** Start of EXTRACTED RECORDS **
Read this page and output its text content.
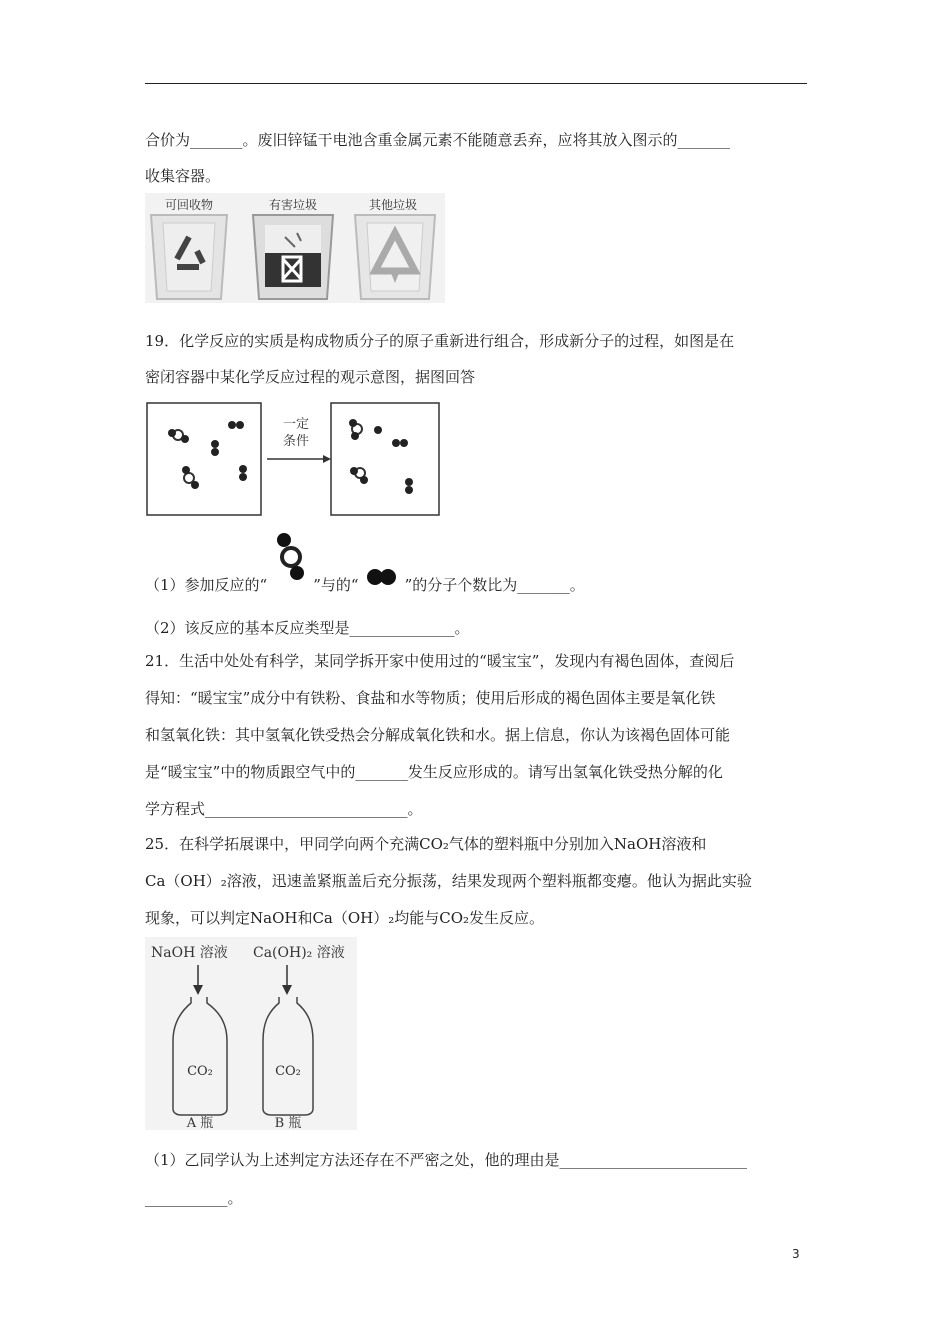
合价为_______。废旧锌锰干电池含重金属元素不能随意丢弃，应将其放入图示的_______
收集容器。
可回收物	有害垃圾	其他垃圾
19．化学反应的实质是构成物质分子的原子重新进行组合，形成新分子的过程，如图是在
密闭容器中某化学反应过程的观示意图，据图回答
一定
条件
（1）参加反应的“	”与的“	”的分子个数比为_______。
（2）该反应的基本反应类型是______________。
21．生活中处处有科学，某同学拆开家中使用过的“暖宝宝”，发现内有褐色固体，查阅后
得知：“暖宝宝”成分中有铁粉、食盐和水等物质；使用后形成的褐色固体主要是氧化铁
和氢氧化铁：其中氢氧化铁受热会分解成氧化铁和水。据上信息，你认为该褐色固体可能
是“暖宝宝”中的物质跟空气中的_______发生反应形成的。请写出氢氧化铁受热分解的化
学方程式___________________________。
25．在科学拓展课中，甲同学向两个充满CO₂气体的塑料瓶中分别加入NaOH溶液和
Ca（OH）₂溶液，迅速盖紧瓶盖后充分振荡，结果发现两个塑料瓶都变瘪。他认为据此实验
现象，可以判定NaOH和Ca（OH）₂均能与CO₂发生反应。
NaOH 溶液 Ca(OH)₂ 溶液
CO₂	CO₂
A 瓶	B 瓶
（1）乙同学认为上述判定方法还存在不严密之处，他的理由是_________________________
___________。
3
** End of EXTRACTED RECORDS **
Every record above should come back exactly, but without its pictures.

## [CORRECT RESPONSE]
Read this page and output its text content.
合价为_______。废旧锌锰干电池含重金属元素不能随意丢弃，应将其放入图示的_______
收集容器。
可回收物	有害垃圾	其他垃圾
19．化学反应的实质是构成物质分子的原子重新进行组合，形成新分子的过程，如图是在
密闭容器中某化学反应过程的观示意图，据图回答
一定
条件
（1）参加反应的“	”与的“	”的分子个数比为_______。
（2）该反应的基本反应类型是______________。
21．生活中处处有科学，某同学拆开家中使用过的“暖宝宝”，发现内有褐色固体，查阅后
得知：“暖宝宝”成分中有铁粉、食盐和水等物质；使用后形成的褐色固体主要是氧化铁
和氢氧化铁：其中氢氧化铁受热会分解成氧化铁和水。据上信息，你认为该褐色固体可能
是“暖宝宝”中的物质跟空气中的_______发生反应形成的。请写出氢氧化铁受热分解的化
学方程式___________________________。
25．在科学拓展课中，甲同学向两个充满CO₂气体的塑料瓶中分别加入NaOH溶液和
Ca（OH）₂溶液，迅速盖紧瓶盖后充分振荡，结果发现两个塑料瓶都变瘪。他认为据此实验
现象，可以判定NaOH和Ca（OH）₂均能与CO₂发生反应。
NaOH 溶液 Ca(OH)₂ 溶液
CO₂	CO₂
A 瓶	B 瓶
（1）乙同学认为上述判定方法还存在不严密之处，他的理由是_________________________
___________。
3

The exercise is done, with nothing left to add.